## Start Given data

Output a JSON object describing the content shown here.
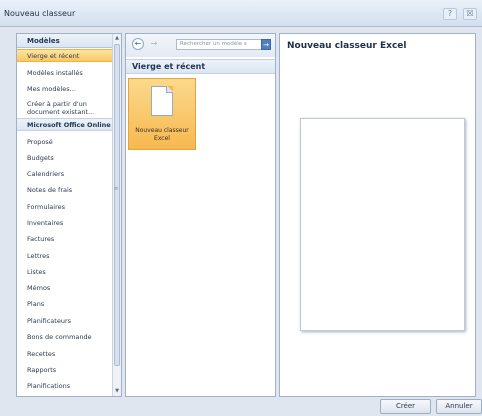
{
  "window": {
    "title": "Nouveau classeur",
    "help_glyph": "?",
    "close_glyph": "☒"
  },
  "left_panel": {
    "header": "Modèles",
    "items": [
      {
        "label": "Vierge et récent",
        "selected": true
      },
      {
        "label": "Modèles installés"
      },
      {
        "label": "Mes modèles..."
      },
      {
        "label": "Créer à partir d'un",
        "label2": "document existant..."
      },
      {
        "label": "Microsoft Office Online",
        "group": true
      },
      {
        "label": "Proposé"
      },
      {
        "label": "Budgets"
      },
      {
        "label": "Calendriers"
      },
      {
        "label": "Notes de frais"
      },
      {
        "label": "Formulaires"
      },
      {
        "label": "Inventaires"
      },
      {
        "label": "Factures"
      },
      {
        "label": "Lettres"
      },
      {
        "label": "Listes"
      },
      {
        "label": "Mémos"
      },
      {
        "label": "Plans"
      },
      {
        "label": "Planificateurs"
      },
      {
        "label": "Bons de commande"
      },
      {
        "label": "Recettes"
      },
      {
        "label": "Rapports"
      },
      {
        "label": "Planifications"
      }
    ]
  },
  "middle_panel": {
    "search_placeholder": "Rechercher un modèle s",
    "section_title": "Vierge et récent",
    "tile_label_line1": "Nouveau classeur",
    "tile_label_line2": "Excel"
  },
  "right_panel": {
    "title": "Nouveau classeur Excel"
  },
  "footer": {
    "create": "Créer",
    "cancel": "Annuler"
  },
  "colors": {
    "selection": "#f9c862",
    "panel_border": "#9fb1c9",
    "search_button": "#4f7fbf"
  }
}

## End Given data

Every entry must be reproduced exactly, with the images left out.

Completed exercise |
Output a JSON object describing the content shown here.
{
  "window": {
    "title": "Nouveau classeur",
    "help_glyph": "?",
    "close_glyph": "☒"
  },
  "left_panel": {
    "header": "Modèles",
    "items": [
      {
        "label": "Vierge et récent",
        "selected": true
      },
      {
        "label": "Modèles installés"
      },
      {
        "label": "Mes modèles..."
      },
      {
        "label": "Créer à partir d'un",
        "label2": "document existant..."
      },
      {
        "label": "Microsoft Office Online",
        "group": true
      },
      {
        "label": "Proposé"
      },
      {
        "label": "Budgets"
      },
      {
        "label": "Calendriers"
      },
      {
        "label": "Notes de frais"
      },
      {
        "label": "Formulaires"
      },
      {
        "label": "Inventaires"
      },
      {
        "label": "Factures"
      },
      {
        "label": "Lettres"
      },
      {
        "label": "Listes"
      },
      {
        "label": "Mémos"
      },
      {
        "label": "Plans"
      },
      {
        "label": "Planificateurs"
      },
      {
        "label": "Bons de commande"
      },
      {
        "label": "Recettes"
      },
      {
        "label": "Rapports"
      },
      {
        "label": "Planifications"
      }
    ]
  },
  "middle_panel": {
    "search_placeholder": "Rechercher un modèle s",
    "section_title": "Vierge et récent",
    "tile_label_line1": "Nouveau classeur",
    "tile_label_line2": "Excel"
  },
  "right_panel": {
    "title": "Nouveau classeur Excel"
  },
  "footer": {
    "create": "Créer",
    "cancel": "Annuler"
  },
  "colors": {
    "selection": "#f9c862",
    "panel_border": "#9fb1c9",
    "search_button": "#4f7fbf"
  }
}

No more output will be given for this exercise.